__TASK STATEMENT__. Please output the lines shown below exactly as they appear.

== MATERIALS PROVIDED

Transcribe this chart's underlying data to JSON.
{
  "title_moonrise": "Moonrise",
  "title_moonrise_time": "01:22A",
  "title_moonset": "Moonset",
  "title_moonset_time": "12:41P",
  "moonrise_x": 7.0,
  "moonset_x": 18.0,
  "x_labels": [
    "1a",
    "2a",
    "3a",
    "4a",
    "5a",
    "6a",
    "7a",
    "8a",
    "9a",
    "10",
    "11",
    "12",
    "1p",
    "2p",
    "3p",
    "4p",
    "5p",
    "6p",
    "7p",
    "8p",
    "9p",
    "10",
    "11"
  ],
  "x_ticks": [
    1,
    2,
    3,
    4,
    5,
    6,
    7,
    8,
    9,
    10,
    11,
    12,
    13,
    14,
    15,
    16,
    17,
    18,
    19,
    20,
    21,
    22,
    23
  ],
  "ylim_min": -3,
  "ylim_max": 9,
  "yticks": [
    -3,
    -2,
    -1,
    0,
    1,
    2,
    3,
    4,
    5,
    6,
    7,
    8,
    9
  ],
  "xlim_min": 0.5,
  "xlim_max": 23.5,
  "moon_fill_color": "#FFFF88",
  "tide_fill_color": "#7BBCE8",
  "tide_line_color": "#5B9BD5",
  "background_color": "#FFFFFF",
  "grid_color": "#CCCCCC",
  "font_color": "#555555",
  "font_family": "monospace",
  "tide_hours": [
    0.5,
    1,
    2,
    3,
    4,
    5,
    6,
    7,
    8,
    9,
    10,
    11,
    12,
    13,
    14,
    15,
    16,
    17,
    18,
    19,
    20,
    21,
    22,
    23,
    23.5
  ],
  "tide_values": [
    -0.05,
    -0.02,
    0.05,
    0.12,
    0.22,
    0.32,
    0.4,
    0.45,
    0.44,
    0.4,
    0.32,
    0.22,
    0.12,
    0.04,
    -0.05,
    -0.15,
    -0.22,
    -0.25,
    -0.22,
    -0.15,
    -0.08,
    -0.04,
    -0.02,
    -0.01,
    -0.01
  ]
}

====

__REPLY TO THE TASK__.
Transcribe this chart's underlying data to JSON.
{
  "title_moonrise": "Moonrise",
  "title_moonrise_time": "01:22A",
  "title_moonset": "Moonset",
  "title_moonset_time": "12:41P",
  "moonrise_x": 7.0,
  "moonset_x": 18.0,
  "x_labels": [
    "1a",
    "2a",
    "3a",
    "4a",
    "5a",
    "6a",
    "7a",
    "8a",
    "9a",
    "10",
    "11",
    "12",
    "1p",
    "2p",
    "3p",
    "4p",
    "5p",
    "6p",
    "7p",
    "8p",
    "9p",
    "10",
    "11"
  ],
  "x_ticks": [
    1,
    2,
    3,
    4,
    5,
    6,
    7,
    8,
    9,
    10,
    11,
    12,
    13,
    14,
    15,
    16,
    17,
    18,
    19,
    20,
    21,
    22,
    23
  ],
  "ylim_min": -3,
  "ylim_max": 9,
  "yticks": [
    -3,
    -2,
    -1,
    0,
    1,
    2,
    3,
    4,
    5,
    6,
    7,
    8,
    9
  ],
  "xlim_min": 0.5,
  "xlim_max": 23.5,
  "moon_fill_color": "#FFFF88",
  "tide_fill_color": "#7BBCE8",
  "tide_line_color": "#5B9BD5",
  "background_color": "#FFFFFF",
  "grid_color": "#CCCCCC",
  "font_color": "#555555",
  "font_family": "monospace",
  "tide_hours": [
    0.5,
    1,
    2,
    3,
    4,
    5,
    6,
    7,
    8,
    9,
    10,
    11,
    12,
    13,
    14,
    15,
    16,
    17,
    18,
    19,
    20,
    21,
    22,
    23,
    23.5
  ],
  "tide_values": [
    -0.05,
    -0.02,
    0.05,
    0.12,
    0.22,
    0.32,
    0.4,
    0.45,
    0.44,
    0.4,
    0.32,
    0.22,
    0.12,
    0.04,
    -0.05,
    -0.15,
    -0.22,
    -0.25,
    -0.22,
    -0.15,
    -0.08,
    -0.04,
    -0.02,
    -0.01,
    -0.01
  ]
}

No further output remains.